### What you are asked to do
Output every entry exactly, from the first line to the last.
====
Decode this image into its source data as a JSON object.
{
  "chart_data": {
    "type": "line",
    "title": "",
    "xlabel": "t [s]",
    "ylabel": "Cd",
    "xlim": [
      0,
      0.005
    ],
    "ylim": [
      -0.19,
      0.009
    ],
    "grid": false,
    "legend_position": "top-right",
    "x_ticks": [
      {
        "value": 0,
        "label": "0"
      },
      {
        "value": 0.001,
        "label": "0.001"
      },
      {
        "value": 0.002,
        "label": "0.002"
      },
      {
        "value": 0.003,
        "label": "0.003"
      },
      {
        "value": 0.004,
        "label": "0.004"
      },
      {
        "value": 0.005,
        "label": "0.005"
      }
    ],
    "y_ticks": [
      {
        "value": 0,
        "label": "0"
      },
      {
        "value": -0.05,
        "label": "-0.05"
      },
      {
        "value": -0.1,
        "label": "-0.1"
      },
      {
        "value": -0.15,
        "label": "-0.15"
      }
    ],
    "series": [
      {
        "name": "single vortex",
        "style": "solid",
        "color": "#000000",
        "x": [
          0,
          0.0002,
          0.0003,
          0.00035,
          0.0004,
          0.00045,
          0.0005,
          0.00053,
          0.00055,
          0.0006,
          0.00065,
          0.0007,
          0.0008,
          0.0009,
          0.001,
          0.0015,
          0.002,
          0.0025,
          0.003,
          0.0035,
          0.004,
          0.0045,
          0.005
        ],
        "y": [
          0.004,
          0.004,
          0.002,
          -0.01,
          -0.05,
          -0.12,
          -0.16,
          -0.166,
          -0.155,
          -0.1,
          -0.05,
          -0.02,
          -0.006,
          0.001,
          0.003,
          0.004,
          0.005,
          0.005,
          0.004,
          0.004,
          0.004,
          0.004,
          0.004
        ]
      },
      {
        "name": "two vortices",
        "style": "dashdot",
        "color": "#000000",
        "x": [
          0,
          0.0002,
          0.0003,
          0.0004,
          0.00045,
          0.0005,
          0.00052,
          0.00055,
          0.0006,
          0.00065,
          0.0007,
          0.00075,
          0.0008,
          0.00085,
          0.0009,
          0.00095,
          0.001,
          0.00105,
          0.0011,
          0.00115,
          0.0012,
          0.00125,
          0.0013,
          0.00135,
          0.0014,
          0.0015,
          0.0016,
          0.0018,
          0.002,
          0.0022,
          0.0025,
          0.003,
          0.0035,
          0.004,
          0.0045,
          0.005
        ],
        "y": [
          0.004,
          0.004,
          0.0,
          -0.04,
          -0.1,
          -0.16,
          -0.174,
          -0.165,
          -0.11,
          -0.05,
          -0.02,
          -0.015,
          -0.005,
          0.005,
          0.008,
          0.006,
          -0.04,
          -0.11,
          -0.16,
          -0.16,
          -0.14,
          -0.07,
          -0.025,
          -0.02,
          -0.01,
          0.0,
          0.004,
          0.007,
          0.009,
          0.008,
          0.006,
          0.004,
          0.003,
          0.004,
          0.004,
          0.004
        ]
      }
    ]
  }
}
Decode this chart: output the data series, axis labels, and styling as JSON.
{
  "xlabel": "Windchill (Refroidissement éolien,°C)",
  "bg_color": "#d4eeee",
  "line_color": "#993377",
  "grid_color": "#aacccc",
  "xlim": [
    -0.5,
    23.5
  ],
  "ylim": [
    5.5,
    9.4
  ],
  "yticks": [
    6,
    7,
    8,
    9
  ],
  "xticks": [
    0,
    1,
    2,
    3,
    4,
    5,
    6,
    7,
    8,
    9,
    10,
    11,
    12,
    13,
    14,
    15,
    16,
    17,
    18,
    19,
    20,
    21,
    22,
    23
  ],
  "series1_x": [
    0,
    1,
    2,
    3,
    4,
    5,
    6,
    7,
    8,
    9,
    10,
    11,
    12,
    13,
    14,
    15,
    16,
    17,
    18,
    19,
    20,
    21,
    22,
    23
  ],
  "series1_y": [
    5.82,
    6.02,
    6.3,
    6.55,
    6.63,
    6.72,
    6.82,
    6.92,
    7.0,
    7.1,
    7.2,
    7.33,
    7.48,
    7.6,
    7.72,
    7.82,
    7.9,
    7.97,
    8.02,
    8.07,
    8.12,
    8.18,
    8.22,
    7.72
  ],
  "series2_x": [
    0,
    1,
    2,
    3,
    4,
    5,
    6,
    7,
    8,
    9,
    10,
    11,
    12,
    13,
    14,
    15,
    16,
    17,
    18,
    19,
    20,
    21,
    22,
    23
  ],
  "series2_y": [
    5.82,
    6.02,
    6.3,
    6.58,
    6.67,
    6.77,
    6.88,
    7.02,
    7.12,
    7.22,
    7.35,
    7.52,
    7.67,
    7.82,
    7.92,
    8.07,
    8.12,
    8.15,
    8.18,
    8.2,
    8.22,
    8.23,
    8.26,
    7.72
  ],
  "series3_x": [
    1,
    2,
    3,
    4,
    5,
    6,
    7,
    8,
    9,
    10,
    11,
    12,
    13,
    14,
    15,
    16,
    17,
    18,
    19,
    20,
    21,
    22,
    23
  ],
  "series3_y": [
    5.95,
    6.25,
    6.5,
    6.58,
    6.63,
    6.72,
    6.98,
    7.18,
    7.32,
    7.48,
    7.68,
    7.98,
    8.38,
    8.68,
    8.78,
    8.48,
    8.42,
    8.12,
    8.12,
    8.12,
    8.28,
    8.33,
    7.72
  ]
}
====
### The output
Decode this image into its source data as a JSON object.
{
  "chart_data": {
    "type": "line",
    "title": "",
    "xlabel": "t [s]",
    "ylabel": "Cd",
    "xlim": [
      0,
      0.005
    ],
    "ylim": [
      -0.19,
      0.009
    ],
    "grid": false,
    "legend_position": "top-right",
    "x_ticks": [
      {
        "value": 0,
        "label": "0"
      },
      {
        "value": 0.001,
        "label": "0.001"
      },
      {
        "value": 0.002,
        "label": "0.002"
      },
      {
        "value": 0.003,
        "label": "0.003"
      },
      {
        "value": 0.004,
        "label": "0.004"
      },
      {
        "value": 0.005,
        "label": "0.005"
      }
    ],
    "y_ticks": [
      {
        "value": 0,
        "label": "0"
      },
      {
        "value": -0.05,
        "label": "-0.05"
      },
      {
        "value": -0.1,
        "label": "-0.1"
      },
      {
        "value": -0.15,
        "label": "-0.15"
      }
    ],
    "series": [
      {
        "name": "single vortex",
        "style": "solid",
        "color": "#000000",
        "x": [
          0,
          0.0002,
          0.0003,
          0.00035,
          0.0004,
          0.00045,
          0.0005,
          0.00053,
          0.00055,
          0.0006,
          0.00065,
          0.0007,
          0.0008,
          0.0009,
          0.001,
          0.0015,
          0.002,
          0.0025,
          0.003,
          0.0035,
          0.004,
          0.0045,
          0.005
        ],
        "y": [
          0.004,
          0.004,
          0.002,
          -0.01,
          -0.05,
          -0.12,
          -0.16,
          -0.166,
          -0.155,
          -0.1,
          -0.05,
          -0.02,
          -0.006,
          0.001,
          0.003,
          0.004,
          0.005,
          0.005,
          0.004,
          0.004,
          0.004,
          0.004,
          0.004
        ]
      },
      {
        "name": "two vortices",
        "style": "dashdot",
        "color": "#000000",
        "x": [
          0,
          0.0002,
          0.0003,
          0.0004,
          0.00045,
          0.0005,
          0.00052,
          0.00055,
          0.0006,
          0.00065,
          0.0007,
          0.00075,
          0.0008,
          0.00085,
          0.0009,
          0.00095,
          0.001,
          0.00105,
          0.0011,
          0.00115,
          0.0012,
          0.00125,
          0.0013,
          0.00135,
          0.0014,
          0.0015,
          0.0016,
          0.0018,
          0.002,
          0.0022,
          0.0025,
          0.003,
          0.0035,
          0.004,
          0.0045,
          0.005
        ],
        "y": [
          0.004,
          0.004,
          0.0,
          -0.04,
          -0.1,
          -0.16,
          -0.174,
          -0.165,
          -0.11,
          -0.05,
          -0.02,
          -0.015,
          -0.005,
          0.005,
          0.008,
          0.006,
          -0.04,
          -0.11,
          -0.16,
          -0.16,
          -0.14,
          -0.07,
          -0.025,
          -0.02,
          -0.01,
          0.0,
          0.004,
          0.007,
          0.009,
          0.008,
          0.006,
          0.004,
          0.003,
          0.004,
          0.004,
          0.004
        ]
      }
    ]
  }
}
Decode this chart: output the data series, axis labels, and styling as JSON.
{
  "xlabel": "Windchill (Refroidissement éolien,°C)",
  "bg_color": "#d4eeee",
  "line_color": "#993377",
  "grid_color": "#aacccc",
  "xlim": [
    -0.5,
    23.5
  ],
  "ylim": [
    5.5,
    9.4
  ],
  "yticks": [
    6,
    7,
    8,
    9
  ],
  "xticks": [
    0,
    1,
    2,
    3,
    4,
    5,
    6,
    7,
    8,
    9,
    10,
    11,
    12,
    13,
    14,
    15,
    16,
    17,
    18,
    19,
    20,
    21,
    22,
    23
  ],
  "series1_x": [
    0,
    1,
    2,
    3,
    4,
    5,
    6,
    7,
    8,
    9,
    10,
    11,
    12,
    13,
    14,
    15,
    16,
    17,
    18,
    19,
    20,
    21,
    22,
    23
  ],
  "series1_y": [
    5.82,
    6.02,
    6.3,
    6.55,
    6.63,
    6.72,
    6.82,
    6.92,
    7.0,
    7.1,
    7.2,
    7.33,
    7.48,
    7.6,
    7.72,
    7.82,
    7.9,
    7.97,
    8.02,
    8.07,
    8.12,
    8.18,
    8.22,
    7.72
  ],
  "series2_x": [
    0,
    1,
    2,
    3,
    4,
    5,
    6,
    7,
    8,
    9,
    10,
    11,
    12,
    13,
    14,
    15,
    16,
    17,
    18,
    19,
    20,
    21,
    22,
    23
  ],
  "series2_y": [
    5.82,
    6.02,
    6.3,
    6.58,
    6.67,
    6.77,
    6.88,
    7.02,
    7.12,
    7.22,
    7.35,
    7.52,
    7.67,
    7.82,
    7.92,
    8.07,
    8.12,
    8.15,
    8.18,
    8.2,
    8.22,
    8.23,
    8.26,
    7.72
  ],
  "series3_x": [
    1,
    2,
    3,
    4,
    5,
    6,
    7,
    8,
    9,
    10,
    11,
    12,
    13,
    14,
    15,
    16,
    17,
    18,
    19,
    20,
    21,
    22,
    23
  ],
  "series3_y": [
    5.95,
    6.25,
    6.5,
    6.58,
    6.63,
    6.72,
    6.98,
    7.18,
    7.32,
    7.48,
    7.68,
    7.98,
    8.38,
    8.68,
    8.78,
    8.48,
    8.42,
    8.12,
    8.12,
    8.12,
    8.28,
    8.33,
    7.72
  ]
}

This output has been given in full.